= To be done =
Copy every line of the listing that holds the string "федерацией".

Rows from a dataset

»»

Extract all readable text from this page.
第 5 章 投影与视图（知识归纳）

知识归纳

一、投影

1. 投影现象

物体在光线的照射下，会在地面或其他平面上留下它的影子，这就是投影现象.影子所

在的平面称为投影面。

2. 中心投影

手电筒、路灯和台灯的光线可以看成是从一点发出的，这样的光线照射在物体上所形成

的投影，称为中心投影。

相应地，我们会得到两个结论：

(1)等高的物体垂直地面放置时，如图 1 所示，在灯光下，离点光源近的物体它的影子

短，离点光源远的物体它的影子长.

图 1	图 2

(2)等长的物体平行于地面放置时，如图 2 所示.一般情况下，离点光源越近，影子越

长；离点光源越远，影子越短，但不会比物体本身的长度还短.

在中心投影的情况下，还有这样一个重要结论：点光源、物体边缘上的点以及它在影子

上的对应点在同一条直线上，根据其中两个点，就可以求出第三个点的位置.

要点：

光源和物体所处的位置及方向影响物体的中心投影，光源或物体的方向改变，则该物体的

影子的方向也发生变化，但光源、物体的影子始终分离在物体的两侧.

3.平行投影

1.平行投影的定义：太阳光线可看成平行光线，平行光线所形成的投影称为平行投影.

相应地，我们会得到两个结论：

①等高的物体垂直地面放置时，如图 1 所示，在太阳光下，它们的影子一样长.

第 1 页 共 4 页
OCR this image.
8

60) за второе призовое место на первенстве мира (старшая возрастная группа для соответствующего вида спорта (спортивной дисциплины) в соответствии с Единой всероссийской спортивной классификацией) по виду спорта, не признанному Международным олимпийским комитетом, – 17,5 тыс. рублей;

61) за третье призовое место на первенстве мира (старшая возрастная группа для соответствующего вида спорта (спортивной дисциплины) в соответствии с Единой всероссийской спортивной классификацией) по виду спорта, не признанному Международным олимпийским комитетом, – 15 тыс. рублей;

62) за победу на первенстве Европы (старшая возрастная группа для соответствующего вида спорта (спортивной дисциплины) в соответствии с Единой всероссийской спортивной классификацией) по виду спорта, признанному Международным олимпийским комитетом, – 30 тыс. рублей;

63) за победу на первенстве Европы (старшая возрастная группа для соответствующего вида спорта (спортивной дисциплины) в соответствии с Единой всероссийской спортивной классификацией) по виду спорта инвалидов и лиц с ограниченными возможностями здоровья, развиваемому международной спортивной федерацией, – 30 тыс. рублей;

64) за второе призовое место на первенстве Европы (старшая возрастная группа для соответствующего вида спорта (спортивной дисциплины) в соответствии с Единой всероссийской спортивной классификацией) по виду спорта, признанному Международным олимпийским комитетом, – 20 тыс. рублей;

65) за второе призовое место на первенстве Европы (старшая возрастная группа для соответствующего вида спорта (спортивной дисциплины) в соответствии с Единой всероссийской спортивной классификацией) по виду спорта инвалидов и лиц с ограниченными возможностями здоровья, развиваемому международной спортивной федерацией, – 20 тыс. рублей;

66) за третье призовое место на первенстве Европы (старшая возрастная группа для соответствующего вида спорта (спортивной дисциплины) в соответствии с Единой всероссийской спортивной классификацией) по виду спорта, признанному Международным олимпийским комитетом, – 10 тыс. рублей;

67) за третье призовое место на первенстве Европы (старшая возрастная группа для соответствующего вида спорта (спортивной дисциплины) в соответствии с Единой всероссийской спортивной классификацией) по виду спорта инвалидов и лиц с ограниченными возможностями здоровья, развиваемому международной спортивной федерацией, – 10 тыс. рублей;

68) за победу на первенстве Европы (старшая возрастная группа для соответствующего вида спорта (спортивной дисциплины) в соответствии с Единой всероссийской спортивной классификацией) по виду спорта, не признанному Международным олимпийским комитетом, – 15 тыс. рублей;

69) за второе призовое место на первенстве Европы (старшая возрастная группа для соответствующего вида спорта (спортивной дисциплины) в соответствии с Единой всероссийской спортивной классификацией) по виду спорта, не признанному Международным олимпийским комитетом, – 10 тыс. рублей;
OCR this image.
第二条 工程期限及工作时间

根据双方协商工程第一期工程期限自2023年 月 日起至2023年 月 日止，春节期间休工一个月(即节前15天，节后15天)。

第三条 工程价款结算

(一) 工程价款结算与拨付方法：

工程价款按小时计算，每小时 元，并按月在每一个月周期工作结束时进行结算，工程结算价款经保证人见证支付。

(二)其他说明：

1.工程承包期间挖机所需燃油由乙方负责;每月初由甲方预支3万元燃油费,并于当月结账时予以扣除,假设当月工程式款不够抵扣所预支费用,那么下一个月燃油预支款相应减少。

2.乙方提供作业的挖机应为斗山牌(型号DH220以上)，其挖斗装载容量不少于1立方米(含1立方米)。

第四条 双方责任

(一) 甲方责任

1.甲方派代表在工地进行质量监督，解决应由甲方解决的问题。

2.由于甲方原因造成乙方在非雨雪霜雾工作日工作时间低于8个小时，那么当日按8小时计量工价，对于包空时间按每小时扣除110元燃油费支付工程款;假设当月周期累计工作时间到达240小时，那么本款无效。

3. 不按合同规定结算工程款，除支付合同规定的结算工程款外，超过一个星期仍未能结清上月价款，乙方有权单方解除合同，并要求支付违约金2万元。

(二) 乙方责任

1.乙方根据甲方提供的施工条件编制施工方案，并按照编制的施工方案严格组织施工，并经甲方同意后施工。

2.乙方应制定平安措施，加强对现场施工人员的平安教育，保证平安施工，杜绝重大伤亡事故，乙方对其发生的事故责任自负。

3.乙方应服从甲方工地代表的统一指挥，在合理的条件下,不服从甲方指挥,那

««

= Result below =
63) за победу на первенстве Европы (старшая возрастная группа для соответствующего вида спорта (спортивной дисциплины) в соответствии с Единой всероссийской спортивной классификацией) по виду спорта инвалидов и лиц с ограниченными возможностями здоровья, развиваемому международной спортивной федерацией, – 30 тыс. рублей;
65) за второе призовое место на первенстве Европы (старшая возрастная группа для соответствующего вида спорта (спортивной дисциплины) в соответствии с Единой всероссийской спортивной классификацией) по виду спорта инвалидов и лиц с ограниченными возможностями здоровья, развиваемому международной спортивной федерацией, – 20 тыс. рублей;
67) за третье призовое место на первенстве Европы (старшая возрастная группа для соответствующего вида спорта (спортивной дисциплины) в соответствии с Единой всероссийской спортивной классификацией) по виду спорта инвалидов и лиц с ограниченными возможностями здоровья, развиваемому международной спортивной федерацией, – 10 тыс. рублей;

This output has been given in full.